**TASK DETAILS:**
Answer with one number: the count of lines in the listing below that hold the word "výdavkov".

**********

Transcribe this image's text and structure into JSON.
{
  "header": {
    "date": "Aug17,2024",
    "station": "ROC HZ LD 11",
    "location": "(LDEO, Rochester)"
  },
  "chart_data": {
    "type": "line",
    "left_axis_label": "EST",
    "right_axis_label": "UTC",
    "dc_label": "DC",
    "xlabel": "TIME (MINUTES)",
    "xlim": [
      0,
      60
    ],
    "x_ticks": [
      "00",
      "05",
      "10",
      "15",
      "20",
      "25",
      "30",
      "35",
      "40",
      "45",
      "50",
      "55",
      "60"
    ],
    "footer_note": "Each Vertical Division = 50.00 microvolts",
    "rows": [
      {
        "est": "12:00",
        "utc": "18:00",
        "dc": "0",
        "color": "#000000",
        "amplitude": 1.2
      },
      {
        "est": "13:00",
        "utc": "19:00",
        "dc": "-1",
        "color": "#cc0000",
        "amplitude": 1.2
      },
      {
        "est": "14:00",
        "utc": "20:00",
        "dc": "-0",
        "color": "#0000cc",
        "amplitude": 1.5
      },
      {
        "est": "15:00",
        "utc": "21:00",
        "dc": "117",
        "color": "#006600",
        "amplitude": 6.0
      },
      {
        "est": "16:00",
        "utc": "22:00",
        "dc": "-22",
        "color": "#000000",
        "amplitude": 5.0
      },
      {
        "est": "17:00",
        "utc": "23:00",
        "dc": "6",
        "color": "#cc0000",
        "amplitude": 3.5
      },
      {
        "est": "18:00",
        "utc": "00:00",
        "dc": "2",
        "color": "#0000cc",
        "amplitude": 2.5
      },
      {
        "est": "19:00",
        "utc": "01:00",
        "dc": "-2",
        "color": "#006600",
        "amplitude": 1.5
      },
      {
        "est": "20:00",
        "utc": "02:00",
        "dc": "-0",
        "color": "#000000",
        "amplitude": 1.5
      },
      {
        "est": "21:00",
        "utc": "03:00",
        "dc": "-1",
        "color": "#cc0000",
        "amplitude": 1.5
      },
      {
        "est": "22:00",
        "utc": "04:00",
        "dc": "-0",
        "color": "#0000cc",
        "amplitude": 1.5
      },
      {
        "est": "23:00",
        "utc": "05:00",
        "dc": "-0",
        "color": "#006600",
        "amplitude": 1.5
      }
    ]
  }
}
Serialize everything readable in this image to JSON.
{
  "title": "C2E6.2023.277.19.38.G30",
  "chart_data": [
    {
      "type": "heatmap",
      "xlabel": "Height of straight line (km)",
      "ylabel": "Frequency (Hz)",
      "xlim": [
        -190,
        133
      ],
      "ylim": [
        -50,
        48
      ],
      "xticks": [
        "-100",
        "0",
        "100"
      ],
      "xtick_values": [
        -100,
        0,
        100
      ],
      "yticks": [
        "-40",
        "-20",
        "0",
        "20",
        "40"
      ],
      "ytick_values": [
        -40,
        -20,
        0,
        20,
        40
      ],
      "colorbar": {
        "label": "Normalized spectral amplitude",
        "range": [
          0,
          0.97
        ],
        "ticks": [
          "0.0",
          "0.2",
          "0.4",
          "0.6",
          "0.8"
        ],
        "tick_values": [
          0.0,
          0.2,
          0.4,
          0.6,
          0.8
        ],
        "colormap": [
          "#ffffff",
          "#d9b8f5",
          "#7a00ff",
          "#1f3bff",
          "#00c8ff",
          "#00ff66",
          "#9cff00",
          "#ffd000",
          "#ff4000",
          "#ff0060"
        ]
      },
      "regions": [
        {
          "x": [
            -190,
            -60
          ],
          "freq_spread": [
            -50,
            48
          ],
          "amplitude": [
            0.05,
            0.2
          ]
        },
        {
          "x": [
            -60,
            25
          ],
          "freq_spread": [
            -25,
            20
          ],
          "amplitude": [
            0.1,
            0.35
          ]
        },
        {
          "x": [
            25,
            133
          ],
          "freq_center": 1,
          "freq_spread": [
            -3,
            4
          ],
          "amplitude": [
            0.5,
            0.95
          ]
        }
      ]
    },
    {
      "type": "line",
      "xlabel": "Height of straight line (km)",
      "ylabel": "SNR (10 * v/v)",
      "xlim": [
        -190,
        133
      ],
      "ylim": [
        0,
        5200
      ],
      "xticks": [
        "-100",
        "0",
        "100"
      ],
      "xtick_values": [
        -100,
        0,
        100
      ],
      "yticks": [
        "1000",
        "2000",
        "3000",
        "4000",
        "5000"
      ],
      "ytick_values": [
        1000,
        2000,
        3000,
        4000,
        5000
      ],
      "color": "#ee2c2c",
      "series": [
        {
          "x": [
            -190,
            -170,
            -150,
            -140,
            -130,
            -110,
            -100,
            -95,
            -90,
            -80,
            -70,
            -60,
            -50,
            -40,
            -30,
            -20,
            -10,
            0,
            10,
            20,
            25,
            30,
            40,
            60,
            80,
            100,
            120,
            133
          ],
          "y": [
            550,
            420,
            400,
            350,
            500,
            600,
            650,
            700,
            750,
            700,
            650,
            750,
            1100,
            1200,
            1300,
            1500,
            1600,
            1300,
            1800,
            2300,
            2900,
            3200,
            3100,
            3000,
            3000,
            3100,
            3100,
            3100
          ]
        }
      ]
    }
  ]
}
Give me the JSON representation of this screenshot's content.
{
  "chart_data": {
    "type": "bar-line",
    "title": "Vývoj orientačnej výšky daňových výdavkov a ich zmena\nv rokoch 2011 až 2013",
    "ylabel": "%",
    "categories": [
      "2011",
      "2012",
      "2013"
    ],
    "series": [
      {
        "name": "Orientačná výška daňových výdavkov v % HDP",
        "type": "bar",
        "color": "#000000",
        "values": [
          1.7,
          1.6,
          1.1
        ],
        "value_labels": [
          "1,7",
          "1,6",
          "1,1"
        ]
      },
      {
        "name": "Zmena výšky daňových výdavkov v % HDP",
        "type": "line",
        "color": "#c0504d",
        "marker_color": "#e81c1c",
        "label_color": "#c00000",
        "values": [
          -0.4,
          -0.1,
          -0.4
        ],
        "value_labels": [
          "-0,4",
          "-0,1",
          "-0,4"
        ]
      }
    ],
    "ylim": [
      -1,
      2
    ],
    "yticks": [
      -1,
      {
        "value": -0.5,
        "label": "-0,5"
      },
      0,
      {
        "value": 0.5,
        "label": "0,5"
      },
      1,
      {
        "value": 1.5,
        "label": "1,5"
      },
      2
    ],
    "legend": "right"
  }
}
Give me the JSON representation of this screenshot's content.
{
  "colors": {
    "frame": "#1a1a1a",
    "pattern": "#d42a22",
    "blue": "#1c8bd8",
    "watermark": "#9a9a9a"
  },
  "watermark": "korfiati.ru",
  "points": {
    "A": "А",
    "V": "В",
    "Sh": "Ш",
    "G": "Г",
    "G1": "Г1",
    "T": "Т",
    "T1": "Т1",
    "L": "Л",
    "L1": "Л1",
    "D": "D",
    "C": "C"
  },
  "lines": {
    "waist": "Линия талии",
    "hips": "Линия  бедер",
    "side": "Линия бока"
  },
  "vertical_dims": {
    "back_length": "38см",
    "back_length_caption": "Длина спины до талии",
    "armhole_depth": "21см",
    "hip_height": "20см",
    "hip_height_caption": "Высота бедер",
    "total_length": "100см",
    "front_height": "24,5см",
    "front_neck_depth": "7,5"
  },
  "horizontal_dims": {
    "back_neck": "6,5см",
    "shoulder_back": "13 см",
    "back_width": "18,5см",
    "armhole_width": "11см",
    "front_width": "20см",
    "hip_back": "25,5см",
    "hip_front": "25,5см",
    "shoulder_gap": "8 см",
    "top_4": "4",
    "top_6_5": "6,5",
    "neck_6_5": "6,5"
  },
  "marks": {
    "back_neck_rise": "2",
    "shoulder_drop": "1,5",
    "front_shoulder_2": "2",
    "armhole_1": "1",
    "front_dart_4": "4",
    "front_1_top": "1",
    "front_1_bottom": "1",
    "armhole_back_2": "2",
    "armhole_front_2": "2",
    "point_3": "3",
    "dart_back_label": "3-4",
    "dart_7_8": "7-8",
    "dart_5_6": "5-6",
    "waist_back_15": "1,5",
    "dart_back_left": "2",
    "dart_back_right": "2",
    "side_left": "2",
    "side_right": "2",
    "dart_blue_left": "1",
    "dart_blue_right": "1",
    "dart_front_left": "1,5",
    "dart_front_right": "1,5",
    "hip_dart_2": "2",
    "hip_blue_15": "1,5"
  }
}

**********

**EXERCISE ANSWER:**
3